[START Entries supplied]
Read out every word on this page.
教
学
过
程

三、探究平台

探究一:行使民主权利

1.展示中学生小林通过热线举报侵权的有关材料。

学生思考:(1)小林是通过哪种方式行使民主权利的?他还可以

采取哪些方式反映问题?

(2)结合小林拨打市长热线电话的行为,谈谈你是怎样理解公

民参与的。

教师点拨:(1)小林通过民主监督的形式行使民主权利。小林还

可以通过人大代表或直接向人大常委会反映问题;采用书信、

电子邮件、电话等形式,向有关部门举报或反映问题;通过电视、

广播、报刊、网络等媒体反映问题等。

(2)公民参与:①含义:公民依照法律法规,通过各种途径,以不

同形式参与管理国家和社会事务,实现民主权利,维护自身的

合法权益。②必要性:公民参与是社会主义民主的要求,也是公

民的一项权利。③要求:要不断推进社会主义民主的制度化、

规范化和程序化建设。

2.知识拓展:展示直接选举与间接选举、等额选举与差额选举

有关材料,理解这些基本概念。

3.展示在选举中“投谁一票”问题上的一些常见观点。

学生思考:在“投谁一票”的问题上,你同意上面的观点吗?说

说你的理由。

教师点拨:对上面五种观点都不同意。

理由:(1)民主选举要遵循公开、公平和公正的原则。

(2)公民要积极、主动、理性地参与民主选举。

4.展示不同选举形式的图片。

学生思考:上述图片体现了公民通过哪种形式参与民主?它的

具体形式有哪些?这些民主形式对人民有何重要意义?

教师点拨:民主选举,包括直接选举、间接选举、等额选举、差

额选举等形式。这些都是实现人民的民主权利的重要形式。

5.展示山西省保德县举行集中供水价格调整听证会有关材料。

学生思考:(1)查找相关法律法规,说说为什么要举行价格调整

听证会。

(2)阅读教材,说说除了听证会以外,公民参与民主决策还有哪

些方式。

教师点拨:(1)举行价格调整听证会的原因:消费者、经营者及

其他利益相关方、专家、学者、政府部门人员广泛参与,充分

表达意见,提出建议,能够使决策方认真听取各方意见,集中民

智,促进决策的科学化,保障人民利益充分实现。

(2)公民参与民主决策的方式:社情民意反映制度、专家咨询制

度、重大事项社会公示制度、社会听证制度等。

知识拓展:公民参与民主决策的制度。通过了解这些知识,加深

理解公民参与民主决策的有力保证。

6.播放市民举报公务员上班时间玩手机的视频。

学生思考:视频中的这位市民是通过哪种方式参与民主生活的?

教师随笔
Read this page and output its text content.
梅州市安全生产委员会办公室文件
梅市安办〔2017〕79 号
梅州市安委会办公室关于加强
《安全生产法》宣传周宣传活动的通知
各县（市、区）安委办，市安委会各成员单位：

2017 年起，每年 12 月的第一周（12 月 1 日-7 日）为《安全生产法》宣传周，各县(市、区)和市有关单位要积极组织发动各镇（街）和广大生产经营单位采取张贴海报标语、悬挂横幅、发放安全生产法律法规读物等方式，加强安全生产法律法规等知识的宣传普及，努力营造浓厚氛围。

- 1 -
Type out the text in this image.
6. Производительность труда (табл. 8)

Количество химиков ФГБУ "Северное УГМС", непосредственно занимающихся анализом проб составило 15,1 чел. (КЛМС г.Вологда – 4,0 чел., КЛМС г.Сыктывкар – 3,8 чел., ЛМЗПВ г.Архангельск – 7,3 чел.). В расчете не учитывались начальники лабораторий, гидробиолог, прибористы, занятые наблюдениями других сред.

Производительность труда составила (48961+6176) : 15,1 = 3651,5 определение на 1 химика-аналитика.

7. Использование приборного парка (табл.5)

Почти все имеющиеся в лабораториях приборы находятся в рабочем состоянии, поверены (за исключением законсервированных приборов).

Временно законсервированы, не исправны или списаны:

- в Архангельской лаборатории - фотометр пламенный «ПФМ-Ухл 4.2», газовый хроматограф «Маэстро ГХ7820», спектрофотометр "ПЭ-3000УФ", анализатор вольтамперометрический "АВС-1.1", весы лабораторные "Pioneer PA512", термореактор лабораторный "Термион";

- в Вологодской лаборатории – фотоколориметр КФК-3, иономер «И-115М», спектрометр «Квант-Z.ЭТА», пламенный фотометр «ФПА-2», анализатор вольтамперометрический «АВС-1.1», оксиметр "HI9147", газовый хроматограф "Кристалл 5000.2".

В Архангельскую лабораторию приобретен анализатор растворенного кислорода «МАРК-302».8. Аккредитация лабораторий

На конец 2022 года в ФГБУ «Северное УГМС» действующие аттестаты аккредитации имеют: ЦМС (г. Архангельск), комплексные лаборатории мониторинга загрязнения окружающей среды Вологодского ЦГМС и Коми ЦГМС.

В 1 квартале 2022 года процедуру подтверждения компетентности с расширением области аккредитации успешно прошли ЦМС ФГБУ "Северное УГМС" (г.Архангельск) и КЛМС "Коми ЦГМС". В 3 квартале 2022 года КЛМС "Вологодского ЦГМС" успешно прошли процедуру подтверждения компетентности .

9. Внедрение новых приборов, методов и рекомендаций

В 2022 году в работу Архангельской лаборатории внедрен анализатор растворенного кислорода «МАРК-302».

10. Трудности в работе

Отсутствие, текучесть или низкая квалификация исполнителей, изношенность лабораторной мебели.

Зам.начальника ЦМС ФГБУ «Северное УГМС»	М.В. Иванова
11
[END Entries supplied]
Write out every line of the data that holds the word "вольтамперометрический".

● **Complete output**:
- в Архангельской лаборатории - фотометр пламенный «ПФМ-Ухл 4.2», газовый хроматограф «Маэстро ГХ7820», спектрофотометр "ПЭ-3000УФ", анализатор вольтамперометрический "АВС-1.1", весы лабораторные "Pioneer PA512", термореактор лабораторный "Термион";
- в Вологодской лаборатории – фотоколориметр КФК-3, иономер «И-115М», спектрометр «Квант-Z.ЭТА», пламенный фотометр «ФПА-2», анализатор вольтамперометрический «АВС-1.1», оксиметр "HI9147", газовый хроматограф "Кристалл 5000.2".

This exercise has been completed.